# Stored items:

========

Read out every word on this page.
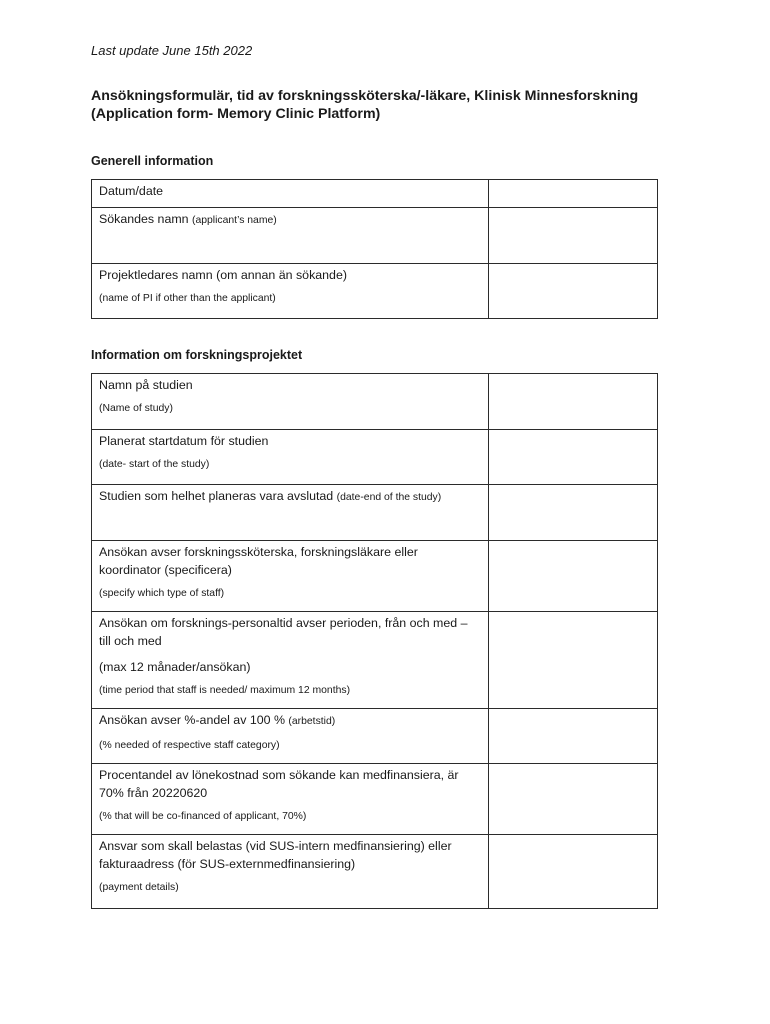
Last update June 15th 2022
Ansökningsformulär, tid av forskningssköterska/-läkare, Klinisk Minnesforskning
(Application form- Memory Clinic Platform)
Generell information
Datum/date	

Sökandes namn (applicant’s name)	

Projektledares namn (om annan än sökande)
(name of PI if other than the applicant)	

Information om forskningsprojektet
Namn på studien
(Name of study)	

Planerat startdatum för studien
(date- start of the study)	

Studien som helhet planeras vara avslutad (date-end of the study)	

Ansökan avser forskningssköterska, forskningsläkare eller koordinator (specificera)
(specify which type of staff)	

Ansökan om forsknings-personaltid avser perioden, från och med – till och med
(max 12 månader/ansökan)
(time period that staff is needed/ maximum 12 months)	

Ansökan avser %-andel av 100 % (arbetstid)
(% needed of respective staff category)	

Procentandel av lönekostnad som sökande kan medfinansiera, är 70% från 20220620
(% that will be co-financed of applicant, 70%)	

Ansvar som skall belastas (vid SUS-intern medfinansiering) eller fakturaadress (för SUS-externmedfinansiering)
(payment details)	
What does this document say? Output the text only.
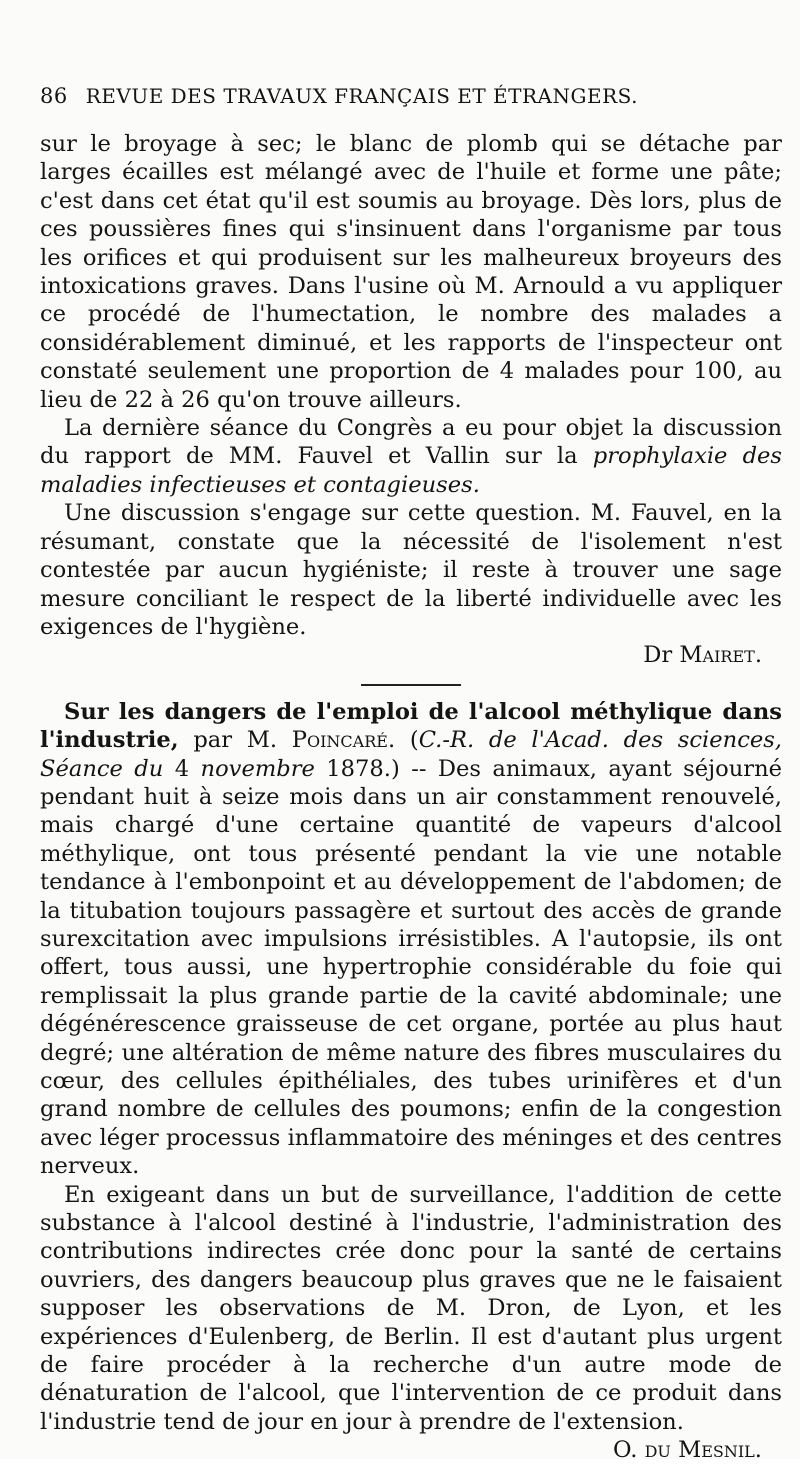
86 REVUE DES TRAVAUX FRANÇAIS ET ÉTRANGERS.

sur le broyage à sec; le blanc de plomb qui se détache par larges écailles est mélangé avec de l'huile et forme une pâte; c'est dans cet état qu'il est soumis au broyage. Dès lors, plus de ces poussières fines qui s'insinuent dans l'organisme par tous les orifices et qui produisent sur les malheureux broyeurs des intoxications graves. Dans l'usine où M. Arnould a vu appliquer ce procédé de l'humectation, le nombre des malades a considérablement diminué, et les rapports de l'inspecteur ont constaté seulement une proportion de 4 malades pour 100, au lieu de 22 à 26 qu'on trouve ailleurs.

La dernière séance du Congrès a eu pour objet la discussion du rapport de MM. Fauvel et Vallin sur la prophylaxie des maladies infectieuses et contagieuses.

Une discussion s'engage sur cette question. M. Fauvel, en la résumant, constate que la nécessité de l'isolement n'est contestée par aucun hygiéniste; il reste à trouver une sage mesure conciliant le respect de la liberté individuelle avec les exigences de l'hygiène.

Dr Mairet.

Sur les dangers de l'emploi de l'alcool méthylique dans l'industrie, par M. Poincaré. (C.-R. de l'Acad. des sciences, Séance du 4 novembre 1878.) -- Des animaux, ayant séjourné pendant huit à seize mois dans un air constamment renouvelé, mais chargé d'une certaine quantité de vapeurs d'alcool méthylique, ont tous présenté pendant la vie une notable tendance à l'embonpoint et au développement de l'abdomen; de la titubation toujours passagère et surtout des accès de grande surexcitation avec impulsions irrésistibles. A l'autopsie, ils ont offert, tous aussi, une hypertrophie considérable du foie qui remplissait la plus grande partie de la cavité abdominale; une dégénérescence graisseuse de cet organe, portée au plus haut degré; une altération de même nature des fibres musculaires du cœur, des cellules épithéliales, des tubes urinifères et d'un grand nombre de cellules des poumons; enfin de la congestion avec léger processus inflammatoire des méninges et des centres nerveux.

En exigeant dans un but de surveillance, l'addition de cette substance à l'alcool destiné à l'industrie, l'administration des contributions indirectes crée donc pour la santé de certains ouvriers, des dangers beaucoup plus graves que ne le faisaient supposer les observations de M. Dron, de Lyon, et les expériences d'Eulenberg, de Berlin. Il est d'autant plus urgent de faire procéder à la recherche d'un autre mode de dénaturation de l'alcool, que l'intervention de ce produit dans l'industrie tend de jour en jour à prendre de l'extension.

O. du Mesnil.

========

# JOB:
Quote every record above exactly, leaving out the pictures.

# ANSWER TO THE EXERCISE:
Read out every word on this page.
Last update June 15th 2022
Ansökningsformulär, tid av forskningssköterska/-läkare, Klinisk Minnesforskning
(Application form- Memory Clinic Platform)
Generell information
Datum/date	

Sökandes namn (applicant’s name)	

Projektledares namn (om annan än sökande)
(name of PI if other than the applicant)	

Information om forskningsprojektet
Namn på studien
(Name of study)	

Planerat startdatum för studien
(date- start of the study)	

Studien som helhet planeras vara avslutad (date-end of the study)	

Ansökan avser forskningssköterska, forskningsläkare eller koordinator (specificera)
(specify which type of staff)	

Ansökan om forsknings-personaltid avser perioden, från och med – till och med
(max 12 månader/ansökan)
(time period that staff is needed/ maximum 12 months)	

Ansökan avser %-andel av 100 % (arbetstid)
(% needed of respective staff category)	

Procentandel av lönekostnad som sökande kan medfinansiera, är 70% från 20220620
(% that will be co-financed of applicant, 70%)	

Ansvar som skall belastas (vid SUS-intern medfinansiering) eller fakturaadress (för SUS-externmedfinansiering)
(payment details)	
What does this document say? Output the text only.
86 REVUE DES TRAVAUX FRANÇAIS ET ÉTRANGERS.

sur le broyage à sec; le blanc de plomb qui se détache par larges écailles est mélangé avec de l'huile et forme une pâte; c'est dans cet état qu'il est soumis au broyage. Dès lors, plus de ces poussières fines qui s'insinuent dans l'organisme par tous les orifices et qui produisent sur les malheureux broyeurs des intoxications graves. Dans l'usine où M. Arnould a vu appliquer ce procédé de l'humectation, le nombre des malades a considérablement diminué, et les rapports de l'inspecteur ont constaté seulement une proportion de 4 malades pour 100, au lieu de 22 à 26 qu'on trouve ailleurs.

La dernière séance du Congrès a eu pour objet la discussion du rapport de MM. Fauvel et Vallin sur la prophylaxie des maladies infectieuses et contagieuses.

Une discussion s'engage sur cette question. M. Fauvel, en la résumant, constate que la nécessité de l'isolement n'est contestée par aucun hygiéniste; il reste à trouver une sage mesure conciliant le respect de la liberté individuelle avec les exigences de l'hygiène.

Dr Mairet.

Sur les dangers de l'emploi de l'alcool méthylique dans l'industrie, par M. Poincaré. (C.-R. de l'Acad. des sciences, Séance du 4 novembre 1878.) -- Des animaux, ayant séjourné pendant huit à seize mois dans un air constamment renouvelé, mais chargé d'une certaine quantité de vapeurs d'alcool méthylique, ont tous présenté pendant la vie une notable tendance à l'embonpoint et au développement de l'abdomen; de la titubation toujours passagère et surtout des accès de grande surexcitation avec impulsions irrésistibles. A l'autopsie, ils ont offert, tous aussi, une hypertrophie considérable du foie qui remplissait la plus grande partie de la cavité abdominale; une dégénérescence graisseuse de cet organe, portée au plus haut degré; une altération de même nature des fibres musculaires du cœur, des cellules épithéliales, des tubes urinifères et d'un grand nombre de cellules des poumons; enfin de la congestion avec léger processus inflammatoire des méninges et des centres nerveux.

En exigeant dans un but de surveillance, l'addition de cette substance à l'alcool destiné à l'industrie, l'administration des contributions indirectes crée donc pour la santé de certains ouvriers, des dangers beaucoup plus graves que ne le faisaient supposer les observations de M. Dron, de Lyon, et les expériences d'Eulenberg, de Berlin. Il est d'autant plus urgent de faire procéder à la recherche d'un autre mode de dénaturation de l'alcool, que l'intervention de ce produit dans l'industrie tend de jour en jour à prendre de l'extension.

O. du Mesnil.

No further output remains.